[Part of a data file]

╭──

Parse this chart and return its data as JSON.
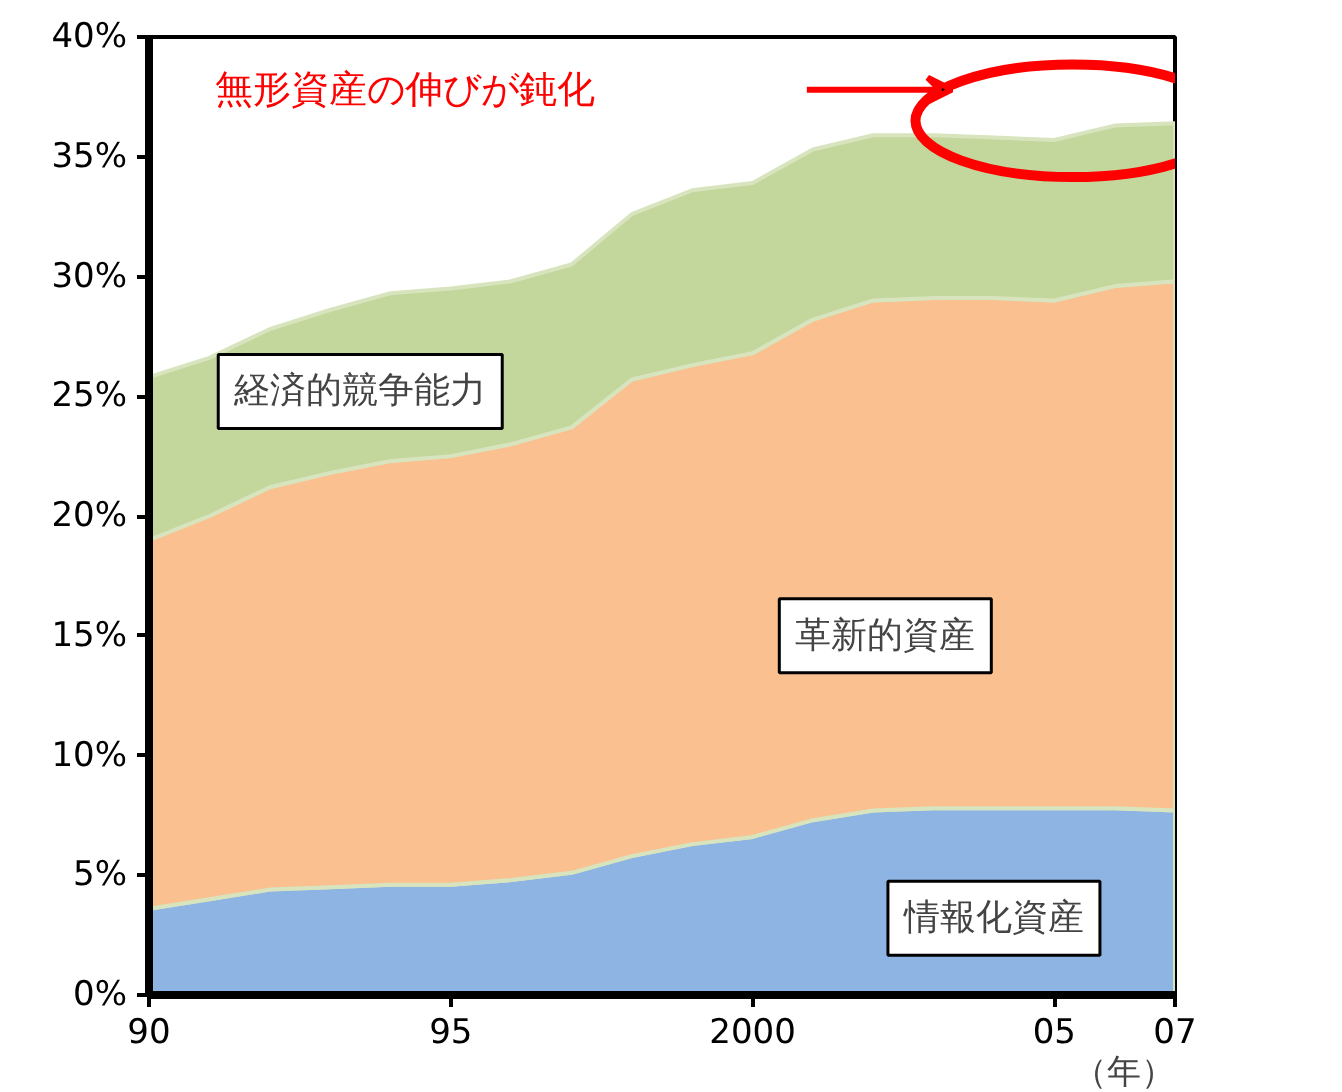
{
  "chart_data": {
    "type": "area",
    "stacked": true,
    "xlabel": "（年）",
    "x": [
      1990,
      1991,
      1992,
      1993,
      1994,
      1995,
      1996,
      1997,
      1998,
      1999,
      2000,
      2001,
      2002,
      2003,
      2004,
      2005,
      2006,
      2007
    ],
    "series": [
      {
        "name": "情報化資産",
        "color": "#8eb4e3",
        "values": [
          3.6,
          4.0,
          4.4,
          4.5,
          4.6,
          4.6,
          4.8,
          5.1,
          5.8,
          6.3,
          6.6,
          7.3,
          7.7,
          7.8,
          7.8,
          7.8,
          7.8,
          7.7
        ]
      },
      {
        "name": "革新的資産",
        "color": "#fac090",
        "values": [
          15.4,
          16.0,
          16.8,
          17.3,
          17.7,
          17.9,
          18.2,
          18.6,
          19.9,
          20.0,
          20.2,
          20.9,
          21.3,
          21.3,
          21.3,
          21.2,
          21.8,
          22.1
        ]
      },
      {
        "name": "経済的競争能力",
        "color": "#c3d69b",
        "values": [
          6.8,
          6.6,
          6.6,
          6.8,
          7.0,
          7.0,
          6.8,
          6.8,
          6.9,
          7.3,
          7.1,
          7.1,
          6.9,
          6.8,
          6.7,
          6.7,
          6.7,
          6.6
        ]
      }
    ],
    "xlim": [
      1990,
      2007
    ],
    "xticks": [
      {
        "value": 1990,
        "label": "90"
      },
      {
        "value": 1995,
        "label": "95"
      },
      2000,
      {
        "value": 2005,
        "label": "05"
      },
      {
        "value": 2007,
        "label": "07"
      }
    ],
    "ylim": [
      0,
      40
    ],
    "yticks": [
      {
        "value": 0,
        "label": "0%"
      },
      {
        "value": 5,
        "label": "5%"
      },
      {
        "value": 10,
        "label": "10%"
      },
      {
        "value": 15,
        "label": "15%"
      },
      {
        "value": 20,
        "label": "20%"
      },
      {
        "value": 25,
        "label": "25%"
      },
      {
        "value": 30,
        "label": "30%"
      },
      {
        "value": 35,
        "label": "35%"
      },
      {
        "value": 40,
        "label": "40%"
      }
    ],
    "annotations": [
      "無形資産の伸びが鈍化"
    ],
    "grid": false
  }
}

╰──

[What the task requires] Copy out the whole listing exactly, and don't carry over any pictures.

[Solution below]
Parse this chart and return its data as JSON.
{
  "chart_data": {
    "type": "area",
    "stacked": true,
    "xlabel": "（年）",
    "x": [
      1990,
      1991,
      1992,
      1993,
      1994,
      1995,
      1996,
      1997,
      1998,
      1999,
      2000,
      2001,
      2002,
      2003,
      2004,
      2005,
      2006,
      2007
    ],
    "series": [
      {
        "name": "情報化資産",
        "color": "#8eb4e3",
        "values": [
          3.6,
          4.0,
          4.4,
          4.5,
          4.6,
          4.6,
          4.8,
          5.1,
          5.8,
          6.3,
          6.6,
          7.3,
          7.7,
          7.8,
          7.8,
          7.8,
          7.8,
          7.7
        ]
      },
      {
        "name": "革新的資産",
        "color": "#fac090",
        "values": [
          15.4,
          16.0,
          16.8,
          17.3,
          17.7,
          17.9,
          18.2,
          18.6,
          19.9,
          20.0,
          20.2,
          20.9,
          21.3,
          21.3,
          21.3,
          21.2,
          21.8,
          22.1
        ]
      },
      {
        "name": "経済的競争能力",
        "color": "#c3d69b",
        "values": [
          6.8,
          6.6,
          6.6,
          6.8,
          7.0,
          7.0,
          6.8,
          6.8,
          6.9,
          7.3,
          7.1,
          7.1,
          6.9,
          6.8,
          6.7,
          6.7,
          6.7,
          6.6
        ]
      }
    ],
    "xlim": [
      1990,
      2007
    ],
    "xticks": [
      {
        "value": 1990,
        "label": "90"
      },
      {
        "value": 1995,
        "label": "95"
      },
      2000,
      {
        "value": 2005,
        "label": "05"
      },
      {
        "value": 2007,
        "label": "07"
      }
    ],
    "ylim": [
      0,
      40
    ],
    "yticks": [
      {
        "value": 0,
        "label": "0%"
      },
      {
        "value": 5,
        "label": "5%"
      },
      {
        "value": 10,
        "label": "10%"
      },
      {
        "value": 15,
        "label": "15%"
      },
      {
        "value": 20,
        "label": "20%"
      },
      {
        "value": 25,
        "label": "25%"
      },
      {
        "value": 30,
        "label": "30%"
      },
      {
        "value": 35,
        "label": "35%"
      },
      {
        "value": 40,
        "label": "40%"
      }
    ],
    "annotations": [
      "無形資産の伸びが鈍化"
    ],
    "grid": false
  }
}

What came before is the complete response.